> _Set task_: Copy each line below in which the string "JSON" occurs.

** BEGIN Excerpted records **

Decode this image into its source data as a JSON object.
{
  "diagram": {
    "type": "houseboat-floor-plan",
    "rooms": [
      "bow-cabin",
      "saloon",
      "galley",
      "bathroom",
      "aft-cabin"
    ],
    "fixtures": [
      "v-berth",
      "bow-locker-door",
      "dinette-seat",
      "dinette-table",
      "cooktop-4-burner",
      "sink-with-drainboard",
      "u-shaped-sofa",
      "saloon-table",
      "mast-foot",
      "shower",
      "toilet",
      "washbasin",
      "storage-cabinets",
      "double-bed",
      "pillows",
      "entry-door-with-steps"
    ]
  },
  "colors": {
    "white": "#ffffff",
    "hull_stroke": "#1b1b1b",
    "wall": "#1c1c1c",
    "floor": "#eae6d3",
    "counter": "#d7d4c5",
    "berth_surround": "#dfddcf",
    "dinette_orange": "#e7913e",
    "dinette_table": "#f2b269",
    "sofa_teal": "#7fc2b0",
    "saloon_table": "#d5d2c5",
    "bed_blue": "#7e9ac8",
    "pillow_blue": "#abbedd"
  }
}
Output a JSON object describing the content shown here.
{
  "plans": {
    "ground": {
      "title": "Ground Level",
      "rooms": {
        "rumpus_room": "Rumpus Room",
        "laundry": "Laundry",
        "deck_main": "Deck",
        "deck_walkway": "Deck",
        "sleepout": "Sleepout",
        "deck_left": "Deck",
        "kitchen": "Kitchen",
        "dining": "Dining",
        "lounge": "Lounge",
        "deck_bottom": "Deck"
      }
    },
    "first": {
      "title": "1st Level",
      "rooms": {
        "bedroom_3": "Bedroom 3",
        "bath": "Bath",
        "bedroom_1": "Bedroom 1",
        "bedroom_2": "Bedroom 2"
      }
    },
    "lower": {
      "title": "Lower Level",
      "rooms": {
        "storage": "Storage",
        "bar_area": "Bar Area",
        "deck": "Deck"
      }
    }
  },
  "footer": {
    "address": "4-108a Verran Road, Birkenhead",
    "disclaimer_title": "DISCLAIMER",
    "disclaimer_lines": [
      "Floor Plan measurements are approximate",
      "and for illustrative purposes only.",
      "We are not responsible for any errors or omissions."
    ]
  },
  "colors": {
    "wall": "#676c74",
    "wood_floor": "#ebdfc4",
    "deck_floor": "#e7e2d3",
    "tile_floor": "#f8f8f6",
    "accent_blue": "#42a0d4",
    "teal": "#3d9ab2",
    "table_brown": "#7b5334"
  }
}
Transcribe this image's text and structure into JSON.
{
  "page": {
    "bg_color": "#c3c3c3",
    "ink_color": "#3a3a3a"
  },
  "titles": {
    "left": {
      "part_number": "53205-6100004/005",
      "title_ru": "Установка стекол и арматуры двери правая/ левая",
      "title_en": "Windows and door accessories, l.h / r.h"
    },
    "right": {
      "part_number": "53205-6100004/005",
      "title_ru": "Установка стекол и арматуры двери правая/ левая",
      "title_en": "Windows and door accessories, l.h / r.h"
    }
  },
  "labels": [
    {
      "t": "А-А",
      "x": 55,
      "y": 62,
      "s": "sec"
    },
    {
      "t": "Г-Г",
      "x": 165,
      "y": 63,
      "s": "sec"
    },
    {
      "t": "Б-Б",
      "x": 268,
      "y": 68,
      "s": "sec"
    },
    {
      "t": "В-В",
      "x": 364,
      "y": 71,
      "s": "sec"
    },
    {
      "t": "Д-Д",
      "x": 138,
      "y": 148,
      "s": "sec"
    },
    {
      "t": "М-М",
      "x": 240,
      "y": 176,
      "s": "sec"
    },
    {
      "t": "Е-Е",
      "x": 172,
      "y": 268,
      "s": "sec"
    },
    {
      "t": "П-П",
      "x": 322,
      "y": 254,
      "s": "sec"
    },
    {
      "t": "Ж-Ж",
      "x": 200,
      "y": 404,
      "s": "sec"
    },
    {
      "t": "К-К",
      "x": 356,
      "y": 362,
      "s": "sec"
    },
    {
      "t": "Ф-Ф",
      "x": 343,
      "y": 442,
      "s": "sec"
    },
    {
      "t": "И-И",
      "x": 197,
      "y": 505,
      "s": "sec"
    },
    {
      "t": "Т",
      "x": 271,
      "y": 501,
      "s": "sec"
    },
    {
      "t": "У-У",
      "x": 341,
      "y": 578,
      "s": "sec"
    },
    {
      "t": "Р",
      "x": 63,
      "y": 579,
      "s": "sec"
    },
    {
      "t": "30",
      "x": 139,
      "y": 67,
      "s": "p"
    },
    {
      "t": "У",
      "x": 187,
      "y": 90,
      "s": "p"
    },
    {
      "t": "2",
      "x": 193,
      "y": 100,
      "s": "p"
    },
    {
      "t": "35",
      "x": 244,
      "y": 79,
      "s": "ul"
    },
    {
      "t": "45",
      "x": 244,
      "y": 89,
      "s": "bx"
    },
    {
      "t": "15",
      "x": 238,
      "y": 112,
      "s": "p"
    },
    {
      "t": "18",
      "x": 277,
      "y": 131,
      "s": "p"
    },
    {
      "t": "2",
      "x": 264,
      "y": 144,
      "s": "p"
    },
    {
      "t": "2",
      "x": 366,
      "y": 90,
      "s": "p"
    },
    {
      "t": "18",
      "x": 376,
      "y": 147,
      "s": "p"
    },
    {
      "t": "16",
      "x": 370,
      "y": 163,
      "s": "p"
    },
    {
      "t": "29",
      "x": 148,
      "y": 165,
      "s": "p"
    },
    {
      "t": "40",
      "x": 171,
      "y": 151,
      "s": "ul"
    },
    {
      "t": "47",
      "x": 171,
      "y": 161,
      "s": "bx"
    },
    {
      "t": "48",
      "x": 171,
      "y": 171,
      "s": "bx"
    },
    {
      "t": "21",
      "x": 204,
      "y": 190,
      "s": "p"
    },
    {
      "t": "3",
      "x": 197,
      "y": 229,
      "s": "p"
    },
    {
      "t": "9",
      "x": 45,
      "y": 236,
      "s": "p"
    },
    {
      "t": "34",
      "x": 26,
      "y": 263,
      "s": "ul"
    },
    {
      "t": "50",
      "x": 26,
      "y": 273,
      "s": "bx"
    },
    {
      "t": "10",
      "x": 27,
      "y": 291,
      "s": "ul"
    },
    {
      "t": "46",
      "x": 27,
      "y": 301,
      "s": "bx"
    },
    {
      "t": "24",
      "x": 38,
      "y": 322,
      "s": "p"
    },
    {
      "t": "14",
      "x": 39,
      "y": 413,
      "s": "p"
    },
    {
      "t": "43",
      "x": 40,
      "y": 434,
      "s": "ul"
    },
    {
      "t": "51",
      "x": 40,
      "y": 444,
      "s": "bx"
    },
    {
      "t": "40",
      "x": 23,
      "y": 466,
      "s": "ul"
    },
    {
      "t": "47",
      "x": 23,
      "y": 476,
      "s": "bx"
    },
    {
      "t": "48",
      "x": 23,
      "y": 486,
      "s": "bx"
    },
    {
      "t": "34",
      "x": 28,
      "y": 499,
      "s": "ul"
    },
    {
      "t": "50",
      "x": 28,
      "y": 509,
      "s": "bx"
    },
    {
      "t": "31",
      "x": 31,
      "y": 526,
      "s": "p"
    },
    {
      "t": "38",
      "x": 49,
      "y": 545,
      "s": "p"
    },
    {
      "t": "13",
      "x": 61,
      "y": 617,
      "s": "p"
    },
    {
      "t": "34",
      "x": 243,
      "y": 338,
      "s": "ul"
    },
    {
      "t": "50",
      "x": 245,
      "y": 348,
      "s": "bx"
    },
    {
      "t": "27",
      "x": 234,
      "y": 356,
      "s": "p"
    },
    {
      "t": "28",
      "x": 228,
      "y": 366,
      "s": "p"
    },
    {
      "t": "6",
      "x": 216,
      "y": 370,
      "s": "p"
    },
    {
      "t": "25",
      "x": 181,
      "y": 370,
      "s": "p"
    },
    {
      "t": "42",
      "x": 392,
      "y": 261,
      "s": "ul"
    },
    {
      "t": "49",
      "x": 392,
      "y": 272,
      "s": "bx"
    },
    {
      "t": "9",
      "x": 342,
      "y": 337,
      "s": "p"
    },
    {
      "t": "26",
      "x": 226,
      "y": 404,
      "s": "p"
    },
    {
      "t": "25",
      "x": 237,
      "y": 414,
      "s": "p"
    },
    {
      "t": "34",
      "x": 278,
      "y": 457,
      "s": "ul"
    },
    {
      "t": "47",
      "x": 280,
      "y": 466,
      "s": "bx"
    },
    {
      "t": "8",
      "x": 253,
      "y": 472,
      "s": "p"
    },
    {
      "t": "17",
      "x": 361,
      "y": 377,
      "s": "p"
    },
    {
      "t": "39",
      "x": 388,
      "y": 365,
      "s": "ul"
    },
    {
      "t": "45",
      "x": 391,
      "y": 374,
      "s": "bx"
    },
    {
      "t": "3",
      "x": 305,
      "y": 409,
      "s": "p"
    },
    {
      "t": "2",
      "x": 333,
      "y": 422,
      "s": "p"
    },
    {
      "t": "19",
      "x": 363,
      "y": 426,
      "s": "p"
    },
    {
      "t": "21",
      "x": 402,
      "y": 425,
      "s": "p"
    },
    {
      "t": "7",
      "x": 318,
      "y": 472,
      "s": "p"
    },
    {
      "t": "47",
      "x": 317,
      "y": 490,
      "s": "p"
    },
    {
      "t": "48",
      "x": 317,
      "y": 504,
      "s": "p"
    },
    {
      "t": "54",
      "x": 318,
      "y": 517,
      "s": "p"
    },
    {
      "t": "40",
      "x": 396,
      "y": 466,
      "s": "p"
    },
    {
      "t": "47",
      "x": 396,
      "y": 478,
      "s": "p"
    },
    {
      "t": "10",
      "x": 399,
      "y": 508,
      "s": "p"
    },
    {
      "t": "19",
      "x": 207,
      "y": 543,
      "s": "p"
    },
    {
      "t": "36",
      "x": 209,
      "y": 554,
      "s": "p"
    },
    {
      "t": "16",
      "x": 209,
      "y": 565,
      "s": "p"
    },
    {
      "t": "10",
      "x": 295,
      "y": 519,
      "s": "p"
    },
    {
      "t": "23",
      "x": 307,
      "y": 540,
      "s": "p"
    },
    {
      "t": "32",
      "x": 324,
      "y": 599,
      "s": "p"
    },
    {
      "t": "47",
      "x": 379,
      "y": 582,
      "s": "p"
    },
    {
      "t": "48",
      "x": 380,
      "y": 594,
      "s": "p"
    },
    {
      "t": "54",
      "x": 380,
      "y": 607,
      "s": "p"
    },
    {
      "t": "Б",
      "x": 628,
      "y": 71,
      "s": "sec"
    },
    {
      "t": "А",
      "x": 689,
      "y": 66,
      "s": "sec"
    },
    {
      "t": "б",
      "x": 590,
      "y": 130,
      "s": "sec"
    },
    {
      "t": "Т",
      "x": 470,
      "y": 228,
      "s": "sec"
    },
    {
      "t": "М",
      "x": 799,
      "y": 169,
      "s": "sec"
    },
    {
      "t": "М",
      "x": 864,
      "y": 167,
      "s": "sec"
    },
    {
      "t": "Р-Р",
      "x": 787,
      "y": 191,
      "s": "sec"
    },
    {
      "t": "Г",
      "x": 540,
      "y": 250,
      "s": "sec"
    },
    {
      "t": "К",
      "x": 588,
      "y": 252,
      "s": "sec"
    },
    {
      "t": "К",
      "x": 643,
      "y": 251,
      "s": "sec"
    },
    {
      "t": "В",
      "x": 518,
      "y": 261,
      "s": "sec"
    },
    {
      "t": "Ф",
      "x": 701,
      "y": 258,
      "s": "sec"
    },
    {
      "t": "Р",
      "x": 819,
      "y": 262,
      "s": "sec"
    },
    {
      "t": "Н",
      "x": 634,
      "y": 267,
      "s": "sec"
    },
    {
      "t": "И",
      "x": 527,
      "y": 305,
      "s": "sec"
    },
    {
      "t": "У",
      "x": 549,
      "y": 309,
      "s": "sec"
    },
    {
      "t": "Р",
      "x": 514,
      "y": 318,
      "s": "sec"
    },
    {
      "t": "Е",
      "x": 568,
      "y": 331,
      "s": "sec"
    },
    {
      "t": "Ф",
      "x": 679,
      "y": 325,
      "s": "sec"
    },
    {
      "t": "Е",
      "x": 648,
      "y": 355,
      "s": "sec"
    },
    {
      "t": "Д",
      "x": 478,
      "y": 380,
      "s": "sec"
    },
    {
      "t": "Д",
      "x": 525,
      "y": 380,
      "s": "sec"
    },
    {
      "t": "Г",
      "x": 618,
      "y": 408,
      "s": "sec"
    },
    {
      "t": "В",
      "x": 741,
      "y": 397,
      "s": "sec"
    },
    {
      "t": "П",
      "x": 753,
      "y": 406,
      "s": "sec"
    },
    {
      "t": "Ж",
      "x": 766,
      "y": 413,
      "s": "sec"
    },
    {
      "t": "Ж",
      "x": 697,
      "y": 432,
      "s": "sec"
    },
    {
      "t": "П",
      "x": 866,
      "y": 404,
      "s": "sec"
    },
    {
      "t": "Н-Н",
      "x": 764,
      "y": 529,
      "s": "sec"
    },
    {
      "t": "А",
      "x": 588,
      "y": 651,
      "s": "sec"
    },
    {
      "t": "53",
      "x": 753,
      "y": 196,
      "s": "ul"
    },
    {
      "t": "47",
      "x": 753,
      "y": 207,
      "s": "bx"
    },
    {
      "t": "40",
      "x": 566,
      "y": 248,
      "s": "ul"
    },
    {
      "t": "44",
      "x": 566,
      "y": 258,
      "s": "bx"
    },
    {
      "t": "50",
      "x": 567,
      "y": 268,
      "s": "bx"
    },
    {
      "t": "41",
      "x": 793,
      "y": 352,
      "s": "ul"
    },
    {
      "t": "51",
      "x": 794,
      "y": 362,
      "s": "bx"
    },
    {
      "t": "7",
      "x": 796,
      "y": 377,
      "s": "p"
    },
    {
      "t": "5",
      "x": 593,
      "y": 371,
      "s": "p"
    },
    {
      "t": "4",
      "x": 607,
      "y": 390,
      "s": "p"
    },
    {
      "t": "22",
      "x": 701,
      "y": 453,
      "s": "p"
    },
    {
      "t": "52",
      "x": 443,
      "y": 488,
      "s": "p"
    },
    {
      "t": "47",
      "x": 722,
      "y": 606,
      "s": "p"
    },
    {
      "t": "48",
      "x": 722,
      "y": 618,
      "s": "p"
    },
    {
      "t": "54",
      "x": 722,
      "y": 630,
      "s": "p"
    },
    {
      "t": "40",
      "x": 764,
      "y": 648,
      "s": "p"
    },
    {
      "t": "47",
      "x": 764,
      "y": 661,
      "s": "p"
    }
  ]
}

** END Excerpted records **

> _Finished answer_:
Decode this image into its source data as a JSON object.
Output a JSON object describing the content shown here.
Transcribe this image's text and structure into JSON.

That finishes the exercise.